— Start Task data —

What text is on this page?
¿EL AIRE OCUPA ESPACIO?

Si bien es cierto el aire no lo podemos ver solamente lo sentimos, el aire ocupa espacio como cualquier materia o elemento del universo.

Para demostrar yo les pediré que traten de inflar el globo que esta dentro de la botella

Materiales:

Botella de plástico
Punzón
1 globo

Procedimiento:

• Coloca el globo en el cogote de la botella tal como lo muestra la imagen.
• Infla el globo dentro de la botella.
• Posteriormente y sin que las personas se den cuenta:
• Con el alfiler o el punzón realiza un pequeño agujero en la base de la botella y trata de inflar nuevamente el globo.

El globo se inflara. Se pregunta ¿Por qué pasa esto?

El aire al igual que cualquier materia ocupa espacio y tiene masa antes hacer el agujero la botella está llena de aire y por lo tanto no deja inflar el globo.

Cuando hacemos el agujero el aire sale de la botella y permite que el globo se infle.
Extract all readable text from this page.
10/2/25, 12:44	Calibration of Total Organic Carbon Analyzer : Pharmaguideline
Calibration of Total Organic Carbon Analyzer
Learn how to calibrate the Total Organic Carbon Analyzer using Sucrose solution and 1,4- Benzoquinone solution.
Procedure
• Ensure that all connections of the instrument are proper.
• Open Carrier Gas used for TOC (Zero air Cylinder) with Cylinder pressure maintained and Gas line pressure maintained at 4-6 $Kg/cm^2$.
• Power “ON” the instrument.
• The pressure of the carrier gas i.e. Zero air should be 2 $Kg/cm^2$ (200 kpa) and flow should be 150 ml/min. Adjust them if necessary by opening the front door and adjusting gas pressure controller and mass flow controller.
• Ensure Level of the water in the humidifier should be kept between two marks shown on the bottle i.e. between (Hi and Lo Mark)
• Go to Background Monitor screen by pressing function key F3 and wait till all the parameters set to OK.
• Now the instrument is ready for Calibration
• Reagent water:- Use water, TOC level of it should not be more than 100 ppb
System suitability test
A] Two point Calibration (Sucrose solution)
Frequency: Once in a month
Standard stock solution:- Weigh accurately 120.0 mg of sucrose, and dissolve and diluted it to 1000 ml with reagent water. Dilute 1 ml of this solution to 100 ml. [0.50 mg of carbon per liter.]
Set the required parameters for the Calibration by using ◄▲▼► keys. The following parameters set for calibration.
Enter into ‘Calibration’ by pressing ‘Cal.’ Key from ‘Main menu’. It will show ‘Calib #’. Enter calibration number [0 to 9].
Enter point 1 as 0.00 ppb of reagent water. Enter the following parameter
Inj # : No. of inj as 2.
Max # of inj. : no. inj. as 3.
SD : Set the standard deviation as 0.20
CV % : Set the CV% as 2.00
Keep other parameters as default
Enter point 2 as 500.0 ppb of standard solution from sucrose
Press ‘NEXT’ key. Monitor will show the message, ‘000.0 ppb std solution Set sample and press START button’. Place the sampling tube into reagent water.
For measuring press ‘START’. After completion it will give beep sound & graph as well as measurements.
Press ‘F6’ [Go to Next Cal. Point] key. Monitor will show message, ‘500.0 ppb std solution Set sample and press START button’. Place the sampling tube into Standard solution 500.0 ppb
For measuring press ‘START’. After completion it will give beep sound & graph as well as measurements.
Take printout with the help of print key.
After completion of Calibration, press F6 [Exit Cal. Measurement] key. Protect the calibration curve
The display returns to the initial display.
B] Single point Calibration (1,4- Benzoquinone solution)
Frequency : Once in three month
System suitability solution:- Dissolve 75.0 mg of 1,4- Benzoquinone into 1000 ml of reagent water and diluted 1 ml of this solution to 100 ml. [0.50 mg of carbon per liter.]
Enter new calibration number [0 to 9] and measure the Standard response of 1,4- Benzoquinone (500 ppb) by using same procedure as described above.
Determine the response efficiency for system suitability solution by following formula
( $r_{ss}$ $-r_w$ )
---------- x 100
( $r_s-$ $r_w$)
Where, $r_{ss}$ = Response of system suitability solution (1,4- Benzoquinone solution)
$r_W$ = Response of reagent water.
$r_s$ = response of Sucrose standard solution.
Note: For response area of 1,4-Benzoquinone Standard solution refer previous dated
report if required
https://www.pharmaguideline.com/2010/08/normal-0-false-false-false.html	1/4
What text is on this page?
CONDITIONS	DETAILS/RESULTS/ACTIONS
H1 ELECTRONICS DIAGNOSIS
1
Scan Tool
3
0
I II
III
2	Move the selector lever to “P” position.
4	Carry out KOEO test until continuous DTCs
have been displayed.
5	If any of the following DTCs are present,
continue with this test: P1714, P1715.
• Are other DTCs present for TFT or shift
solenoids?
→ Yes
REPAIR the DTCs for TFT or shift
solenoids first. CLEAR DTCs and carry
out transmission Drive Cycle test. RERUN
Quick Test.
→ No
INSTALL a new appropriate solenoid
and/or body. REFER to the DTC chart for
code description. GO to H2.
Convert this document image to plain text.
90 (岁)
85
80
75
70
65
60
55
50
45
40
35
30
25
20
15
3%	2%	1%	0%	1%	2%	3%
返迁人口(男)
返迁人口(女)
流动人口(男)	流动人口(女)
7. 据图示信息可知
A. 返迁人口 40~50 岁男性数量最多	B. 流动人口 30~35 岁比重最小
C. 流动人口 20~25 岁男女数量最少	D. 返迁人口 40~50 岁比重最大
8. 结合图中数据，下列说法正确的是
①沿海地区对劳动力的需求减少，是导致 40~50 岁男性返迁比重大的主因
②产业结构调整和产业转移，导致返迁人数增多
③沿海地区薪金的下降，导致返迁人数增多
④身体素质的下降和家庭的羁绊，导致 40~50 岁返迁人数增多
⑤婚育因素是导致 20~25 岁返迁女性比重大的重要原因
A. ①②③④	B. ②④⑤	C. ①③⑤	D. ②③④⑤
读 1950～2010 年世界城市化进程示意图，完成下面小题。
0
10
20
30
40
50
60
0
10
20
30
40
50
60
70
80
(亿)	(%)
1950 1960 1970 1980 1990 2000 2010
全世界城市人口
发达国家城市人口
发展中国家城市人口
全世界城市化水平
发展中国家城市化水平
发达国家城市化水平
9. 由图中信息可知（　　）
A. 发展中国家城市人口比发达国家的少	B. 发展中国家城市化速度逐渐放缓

— End Task data —

◆ **Task**: Give only the number of lines in the listing above that include the string "导致返迁人数增多".

◆ **Result of this task**: 2